## Goal
Return each entry exactly, with none missing.

(Records from a data collection)
□ □ □ □ □

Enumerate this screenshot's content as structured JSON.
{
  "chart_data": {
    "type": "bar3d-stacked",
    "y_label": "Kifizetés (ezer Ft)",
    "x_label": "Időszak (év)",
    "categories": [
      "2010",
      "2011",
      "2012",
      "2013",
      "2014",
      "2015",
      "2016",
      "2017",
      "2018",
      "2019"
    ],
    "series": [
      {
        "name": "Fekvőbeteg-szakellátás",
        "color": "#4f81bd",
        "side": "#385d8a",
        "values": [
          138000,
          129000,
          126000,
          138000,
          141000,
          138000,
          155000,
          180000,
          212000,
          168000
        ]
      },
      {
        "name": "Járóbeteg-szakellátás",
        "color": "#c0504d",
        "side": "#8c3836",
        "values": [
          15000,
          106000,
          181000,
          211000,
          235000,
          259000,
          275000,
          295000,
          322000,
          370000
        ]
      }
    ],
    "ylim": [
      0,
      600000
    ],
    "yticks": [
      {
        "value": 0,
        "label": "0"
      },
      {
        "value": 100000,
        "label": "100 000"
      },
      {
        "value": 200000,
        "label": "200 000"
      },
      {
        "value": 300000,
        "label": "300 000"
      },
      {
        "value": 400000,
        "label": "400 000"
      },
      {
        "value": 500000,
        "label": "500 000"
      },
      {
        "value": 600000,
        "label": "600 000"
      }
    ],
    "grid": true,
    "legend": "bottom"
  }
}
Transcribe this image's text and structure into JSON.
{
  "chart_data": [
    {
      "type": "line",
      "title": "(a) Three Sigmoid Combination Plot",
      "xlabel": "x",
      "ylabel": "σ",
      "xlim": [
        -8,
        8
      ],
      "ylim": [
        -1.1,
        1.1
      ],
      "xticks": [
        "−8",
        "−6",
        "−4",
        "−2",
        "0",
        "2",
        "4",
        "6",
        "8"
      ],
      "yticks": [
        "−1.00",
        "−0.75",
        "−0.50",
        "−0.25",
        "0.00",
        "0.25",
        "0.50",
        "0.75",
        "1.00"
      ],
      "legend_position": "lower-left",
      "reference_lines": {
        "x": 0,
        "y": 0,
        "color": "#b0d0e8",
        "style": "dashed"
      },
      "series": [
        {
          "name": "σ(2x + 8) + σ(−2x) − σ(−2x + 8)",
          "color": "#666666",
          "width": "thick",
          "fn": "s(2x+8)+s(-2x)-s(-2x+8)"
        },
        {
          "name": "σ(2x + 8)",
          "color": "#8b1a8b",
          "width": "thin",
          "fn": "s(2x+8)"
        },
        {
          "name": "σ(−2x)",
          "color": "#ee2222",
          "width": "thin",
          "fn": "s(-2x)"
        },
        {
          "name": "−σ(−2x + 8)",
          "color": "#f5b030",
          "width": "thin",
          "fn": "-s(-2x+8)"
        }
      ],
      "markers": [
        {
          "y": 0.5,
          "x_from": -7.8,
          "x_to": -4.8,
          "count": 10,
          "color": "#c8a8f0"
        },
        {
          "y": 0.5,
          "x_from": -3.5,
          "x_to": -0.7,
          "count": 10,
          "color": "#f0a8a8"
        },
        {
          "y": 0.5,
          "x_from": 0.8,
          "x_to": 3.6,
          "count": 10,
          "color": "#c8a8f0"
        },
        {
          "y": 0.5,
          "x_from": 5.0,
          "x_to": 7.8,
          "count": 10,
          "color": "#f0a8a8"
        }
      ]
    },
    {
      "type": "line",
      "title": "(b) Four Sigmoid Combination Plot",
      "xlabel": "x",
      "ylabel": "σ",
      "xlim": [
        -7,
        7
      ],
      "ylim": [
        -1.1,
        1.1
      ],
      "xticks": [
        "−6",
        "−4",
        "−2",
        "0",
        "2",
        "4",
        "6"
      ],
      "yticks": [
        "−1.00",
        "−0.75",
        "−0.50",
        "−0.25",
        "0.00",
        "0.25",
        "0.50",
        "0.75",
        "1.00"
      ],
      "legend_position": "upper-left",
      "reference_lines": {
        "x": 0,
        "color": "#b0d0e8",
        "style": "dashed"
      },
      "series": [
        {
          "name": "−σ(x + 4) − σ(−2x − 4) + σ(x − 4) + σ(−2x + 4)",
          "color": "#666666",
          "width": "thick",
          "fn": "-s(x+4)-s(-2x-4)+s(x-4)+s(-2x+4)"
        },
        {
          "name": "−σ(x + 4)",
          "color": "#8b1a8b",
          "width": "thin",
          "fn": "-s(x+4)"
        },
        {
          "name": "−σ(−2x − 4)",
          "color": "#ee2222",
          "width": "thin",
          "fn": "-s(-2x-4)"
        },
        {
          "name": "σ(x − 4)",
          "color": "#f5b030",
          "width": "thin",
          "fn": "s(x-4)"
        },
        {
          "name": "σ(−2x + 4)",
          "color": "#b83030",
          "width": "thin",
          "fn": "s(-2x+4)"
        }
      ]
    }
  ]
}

□ □ □ □ □

## Written solution
Enumerate this screenshot's content as structured JSON.
{
  "chart_data": {
    "type": "bar3d-stacked",
    "y_label": "Kifizetés (ezer Ft)",
    "x_label": "Időszak (év)",
    "categories": [
      "2010",
      "2011",
      "2012",
      "2013",
      "2014",
      "2015",
      "2016",
      "2017",
      "2018",
      "2019"
    ],
    "series": [
      {
        "name": "Fekvőbeteg-szakellátás",
        "color": "#4f81bd",
        "side": "#385d8a",
        "values": [
          138000,
          129000,
          126000,
          138000,
          141000,
          138000,
          155000,
          180000,
          212000,
          168000
        ]
      },
      {
        "name": "Járóbeteg-szakellátás",
        "color": "#c0504d",
        "side": "#8c3836",
        "values": [
          15000,
          106000,
          181000,
          211000,
          235000,
          259000,
          275000,
          295000,
          322000,
          370000
        ]
      }
    ],
    "ylim": [
      0,
      600000
    ],
    "yticks": [
      {
        "value": 0,
        "label": "0"
      },
      {
        "value": 100000,
        "label": "100 000"
      },
      {
        "value": 200000,
        "label": "200 000"
      },
      {
        "value": 300000,
        "label": "300 000"
      },
      {
        "value": 400000,
        "label": "400 000"
      },
      {
        "value": 500000,
        "label": "500 000"
      },
      {
        "value": 600000,
        "label": "600 000"
      }
    ],
    "grid": true,
    "legend": "bottom"
  }
}
Transcribe this image's text and structure into JSON.
{
  "chart_data": [
    {
      "type": "line",
      "title": "(a) Three Sigmoid Combination Plot",
      "xlabel": "x",
      "ylabel": "σ",
      "xlim": [
        -8,
        8
      ],
      "ylim": [
        -1.1,
        1.1
      ],
      "xticks": [
        "−8",
        "−6",
        "−4",
        "−2",
        "0",
        "2",
        "4",
        "6",
        "8"
      ],
      "yticks": [
        "−1.00",
        "−0.75",
        "−0.50",
        "−0.25",
        "0.00",
        "0.25",
        "0.50",
        "0.75",
        "1.00"
      ],
      "legend_position": "lower-left",
      "reference_lines": {
        "x": 0,
        "y": 0,
        "color": "#b0d0e8",
        "style": "dashed"
      },
      "series": [
        {
          "name": "σ(2x + 8) + σ(−2x) − σ(−2x + 8)",
          "color": "#666666",
          "width": "thick",
          "fn": "s(2x+8)+s(-2x)-s(-2x+8)"
        },
        {
          "name": "σ(2x + 8)",
          "color": "#8b1a8b",
          "width": "thin",
          "fn": "s(2x+8)"
        },
        {
          "name": "σ(−2x)",
          "color": "#ee2222",
          "width": "thin",
          "fn": "s(-2x)"
        },
        {
          "name": "−σ(−2x + 8)",
          "color": "#f5b030",
          "width": "thin",
          "fn": "-s(-2x+8)"
        }
      ],
      "markers": [
        {
          "y": 0.5,
          "x_from": -7.8,
          "x_to": -4.8,
          "count": 10,
          "color": "#c8a8f0"
        },
        {
          "y": 0.5,
          "x_from": -3.5,
          "x_to": -0.7,
          "count": 10,
          "color": "#f0a8a8"
        },
        {
          "y": 0.5,
          "x_from": 0.8,
          "x_to": 3.6,
          "count": 10,
          "color": "#c8a8f0"
        },
        {
          "y": 0.5,
          "x_from": 5.0,
          "x_to": 7.8,
          "count": 10,
          "color": "#f0a8a8"
        }
      ]
    },
    {
      "type": "line",
      "title": "(b) Four Sigmoid Combination Plot",
      "xlabel": "x",
      "ylabel": "σ",
      "xlim": [
        -7,
        7
      ],
      "ylim": [
        -1.1,
        1.1
      ],
      "xticks": [
        "−6",
        "−4",
        "−2",
        "0",
        "2",
        "4",
        "6"
      ],
      "yticks": [
        "−1.00",
        "−0.75",
        "−0.50",
        "−0.25",
        "0.00",
        "0.25",
        "0.50",
        "0.75",
        "1.00"
      ],
      "legend_position": "upper-left",
      "reference_lines": {
        "x": 0,
        "color": "#b0d0e8",
        "style": "dashed"
      },
      "series": [
        {
          "name": "−σ(x + 4) − σ(−2x − 4) + σ(x − 4) + σ(−2x + 4)",
          "color": "#666666",
          "width": "thick",
          "fn": "-s(x+4)-s(-2x-4)+s(x-4)+s(-2x+4)"
        },
        {
          "name": "−σ(x + 4)",
          "color": "#8b1a8b",
          "width": "thin",
          "fn": "-s(x+4)"
        },
        {
          "name": "−σ(−2x − 4)",
          "color": "#ee2222",
          "width": "thin",
          "fn": "-s(-2x-4)"
        },
        {
          "name": "σ(x − 4)",
          "color": "#f5b030",
          "width": "thin",
          "fn": "s(x-4)"
        },
        {
          "name": "σ(−2x + 4)",
          "color": "#b83030",
          "width": "thin",
          "fn": "s(-2x+4)"
        }
      ]
    }
  ]
}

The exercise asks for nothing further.